__WHAT IS REQUIRED__:
Find every line containing the word "heart" in the records below; report only how many there are.

__SOURCE MATERIAL__:

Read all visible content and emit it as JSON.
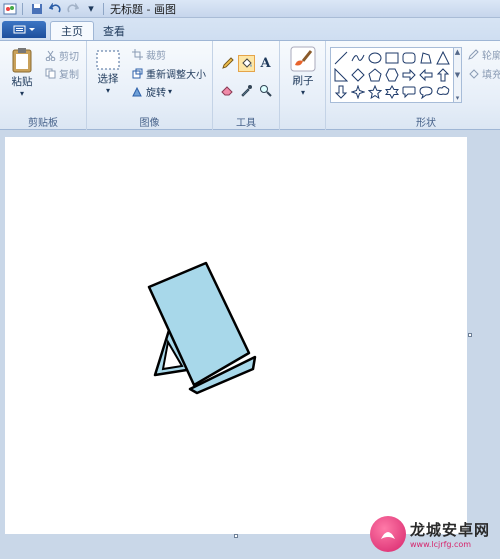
{
  "title_bar": {
    "title": "无标题 - 画图"
  },
  "tabs": [
    {
      "label": "主页",
      "active": true
    },
    {
      "label": "查看",
      "active": false
    }
  ],
  "file_button": {
    "icon": "app-menu-icon"
  },
  "ribbon": {
    "clipboard": {
      "label": "剪贴板",
      "paste": "粘贴",
      "cut": "剪切",
      "copy": "复制"
    },
    "image": {
      "label": "图像",
      "select": "选择",
      "crop": "裁剪",
      "resize": "重新调整大小",
      "rotate": "旋转"
    },
    "tools": {
      "label": "工具",
      "selected_tool": "fill-bucket"
    },
    "brushes": {
      "label": "刷子"
    },
    "shapes": {
      "label": "形状",
      "outline": "轮廓",
      "fill": "填充"
    }
  },
  "canvas": {
    "background": "#ffffff",
    "drawing": "phone-stand",
    "stand_fill": "#a8d8ea",
    "stroke": "#000000"
  },
  "watermark": {
    "title": "龙城安卓网",
    "url": "www.lcjrfg.com"
  }
}
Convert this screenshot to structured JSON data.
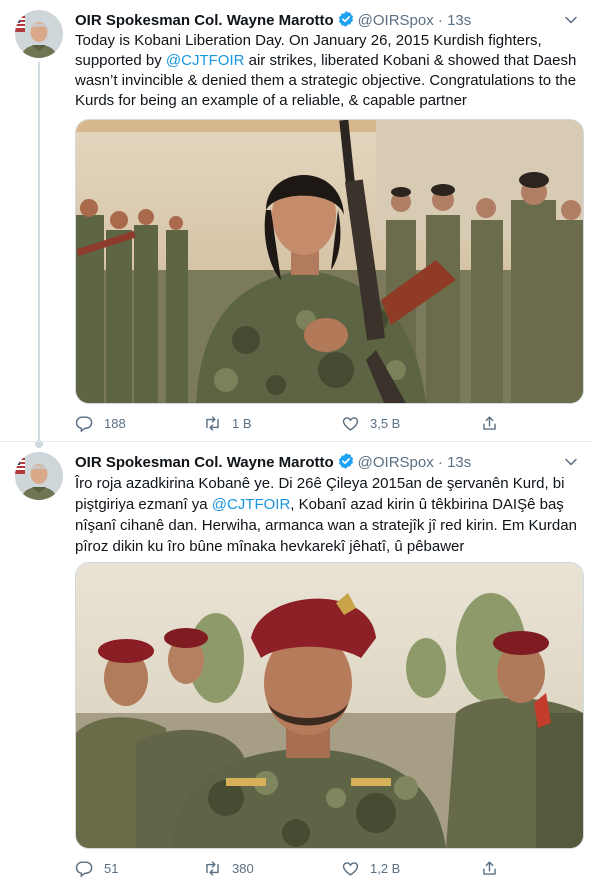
{
  "tweets": [
    {
      "author_name": "OIR Spokesman Col. Wayne Marotto",
      "author_handle": "@OIRSpox",
      "separator": "·",
      "time": "13s",
      "text_parts": [
        "Today is Kobani Liberation Day. On January 26, 2015 Kurdish fighters, supported by ",
        "@CJTFOIR",
        " air strikes, liberated  Kobani & showed that Daesh wasn’t invincible & denied them a strategic objective. Congratulations to the Kurds for being an example of a reliable, & capable partner"
      ],
      "image_icon": "photo-female-fighters",
      "reply_count": "188",
      "retweet_count": "1 B",
      "like_count": "3,5 B"
    },
    {
      "author_name": "OIR Spokesman Col. Wayne Marotto",
      "author_handle": "@OIRSpox",
      "separator": "·",
      "time": "13s",
      "text_parts": [
        "Îro roja azadkirina Kobanê ye. Di 26ê Çileya 2015an de şervanên Kurd, bi piştgiriya ezmanî ya ",
        "@CJTFOIR",
        ", Kobanî azad kirin û têkbirina DAIŞê baş nîşanî cihanê dan. Herwiha, armanca wan a stratejîk jî red kirin. Em Kurdan pîroz dikin ku îro bûne mînaka hevkarekî jêhatî, û pêbawer"
      ],
      "image_icon": "photo-peshmerga-soldiers",
      "reply_count": "51",
      "retweet_count": "380",
      "like_count": "1,2 B"
    }
  ],
  "colors": {
    "text": "#0f1419",
    "secondary": "#5b7083",
    "link": "#1b95e0",
    "verified": "#1da1f2",
    "thread_line": "#cfd9de"
  }
}
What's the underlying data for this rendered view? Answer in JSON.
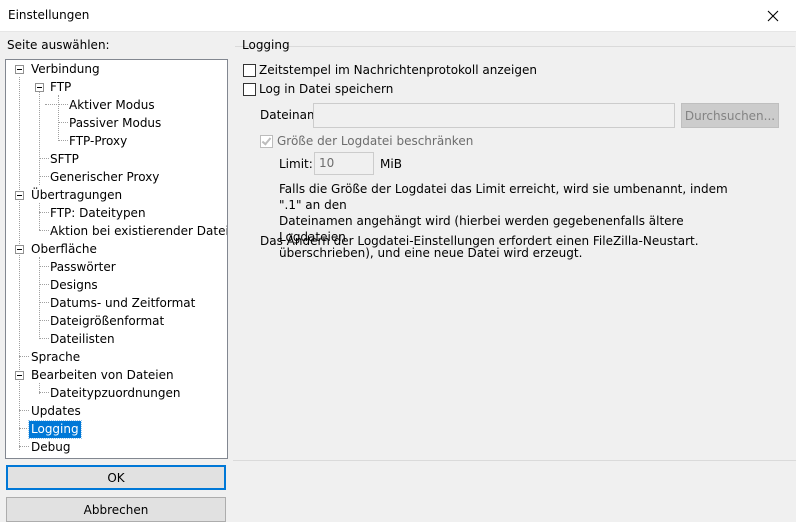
{
  "window": {
    "title": "Einstellungen"
  },
  "sidebar": {
    "label": "Seite auswählen:",
    "tree": [
      {
        "label": "Verbindung"
      },
      {
        "label": "FTP"
      },
      {
        "label": "Aktiver Modus"
      },
      {
        "label": "Passiver Modus"
      },
      {
        "label": "FTP-Proxy"
      },
      {
        "label": "SFTP"
      },
      {
        "label": "Generischer Proxy"
      },
      {
        "label": "Übertragungen"
      },
      {
        "label": "FTP: Dateitypen"
      },
      {
        "label": "Aktion bei existierender Datei"
      },
      {
        "label": "Oberfläche"
      },
      {
        "label": "Passwörter"
      },
      {
        "label": "Designs"
      },
      {
        "label": "Datums- und Zeitformat"
      },
      {
        "label": "Dateigrößenformat"
      },
      {
        "label": "Dateilisten"
      },
      {
        "label": "Sprache"
      },
      {
        "label": "Bearbeiten von Dateien"
      },
      {
        "label": "Dateitypzuordnungen"
      },
      {
        "label": "Updates"
      },
      {
        "label": "Logging",
        "selected": true
      },
      {
        "label": "Debug"
      }
    ],
    "ok_label": "OK",
    "cancel_label": "Abbrechen"
  },
  "logging": {
    "group_title": "Logging",
    "timestamps_label": "Zeitstempel im Nachrichtenprotokoll anzeigen",
    "timestamps_checked": false,
    "log_to_file_label": "Log in Datei speichern",
    "log_to_file_checked": false,
    "filename_label": "Dateiname:",
    "filename_value": "",
    "browse_label": "Durchsuchen...",
    "limit_size_label": "Größe der Logdatei beschränken",
    "limit_size_checked": true,
    "limit_label": "Limit:",
    "limit_value": "10",
    "limit_unit": "MiB",
    "info_text": "Falls die Größe der Logdatei das Limit erreicht, wird sie umbenannt, indem \".1\" an den\nDateinamen angehängt wird (hierbei werden gegebenenfalls ältere Logdateien\nüberschrieben), und eine neue Datei wird erzeugt.",
    "restart_note": "Das Ändern der Logdatei-Einstellungen erfordert einen FileZilla-Neustart."
  }
}
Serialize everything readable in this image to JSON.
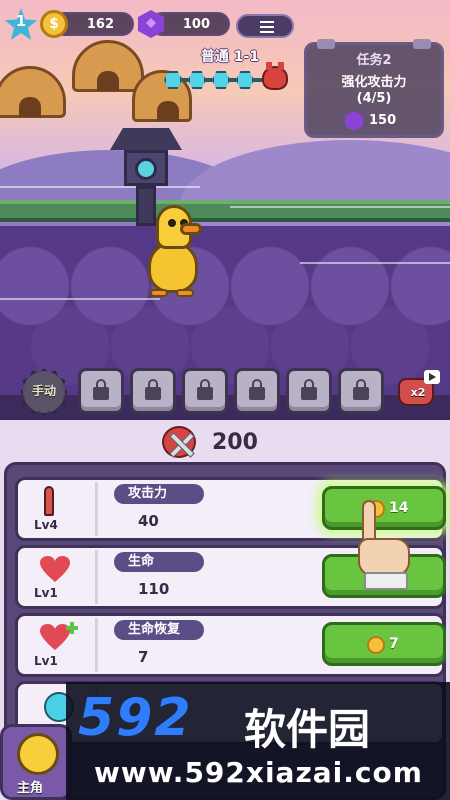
{
  "hud": {
    "level": "1",
    "coins": "162",
    "gems": "100"
  },
  "stage": {
    "title": "普通 1-1"
  },
  "task": {
    "title": "任务2",
    "description": "强化攻击力",
    "progress": "(4/5)",
    "reward": "150"
  },
  "slots": {
    "manual_label": "手动",
    "locked_count": 6,
    "speed_label": "x2"
  },
  "power": {
    "value": "200"
  },
  "upgrades": [
    {
      "name": "攻击力",
      "level": "Lv4",
      "value": "40",
      "cost": "14",
      "icon": "sword-icon"
    },
    {
      "name": "生命",
      "level": "Lv1",
      "value": "110",
      "cost": "",
      "icon": "heart-icon"
    },
    {
      "name": "生命恢复",
      "level": "Lv1",
      "value": "7",
      "cost": "7",
      "icon": "heart-plus-icon"
    },
    {
      "name": "",
      "level": "",
      "value": "",
      "cost": "",
      "icon": "lightning-icon"
    }
  ],
  "character_button": {
    "label": "主角"
  },
  "watermark": {
    "logo": "592",
    "name": "软件园",
    "url": "www.592xiazai.com"
  },
  "colors": {
    "upgrade_button": "#69c43f",
    "panel": "#5a4978",
    "name_pill": "#5b4d86"
  }
}
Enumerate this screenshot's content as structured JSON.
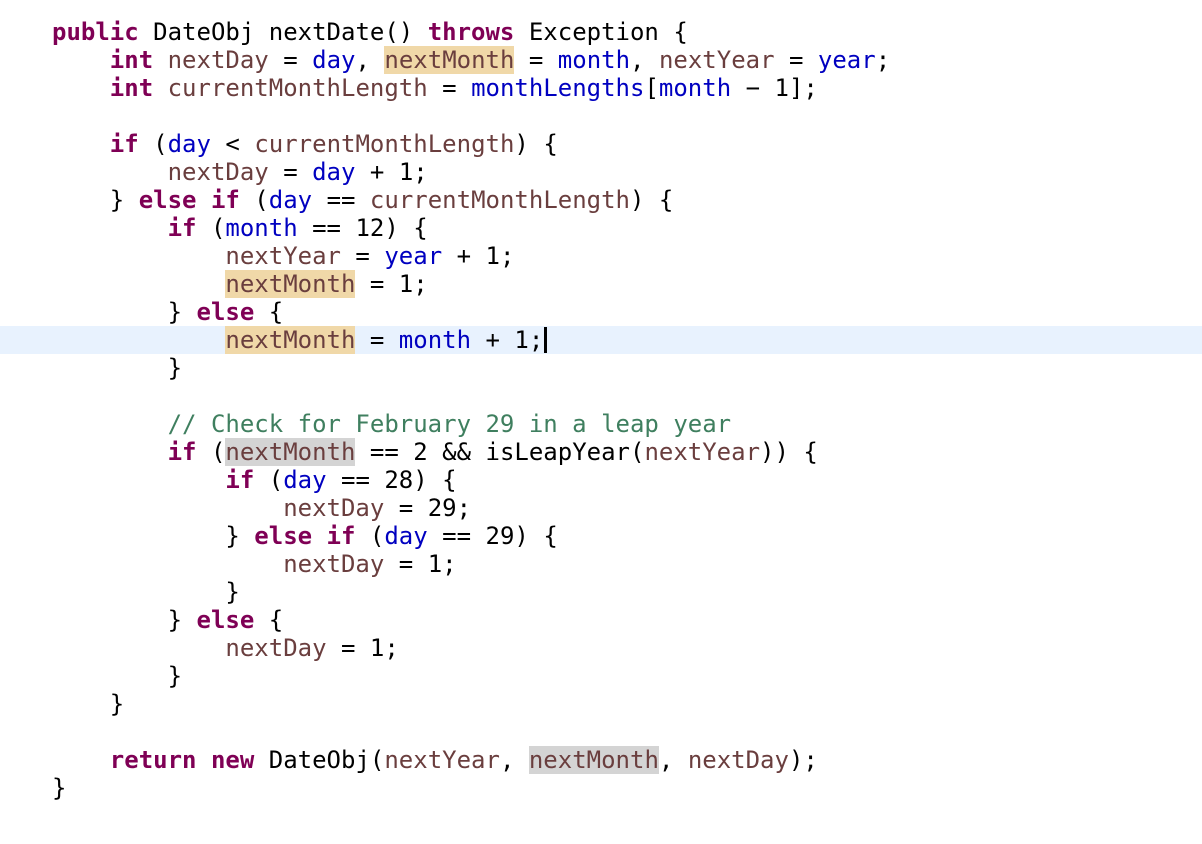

__WRITTEN RESPONSE__:
2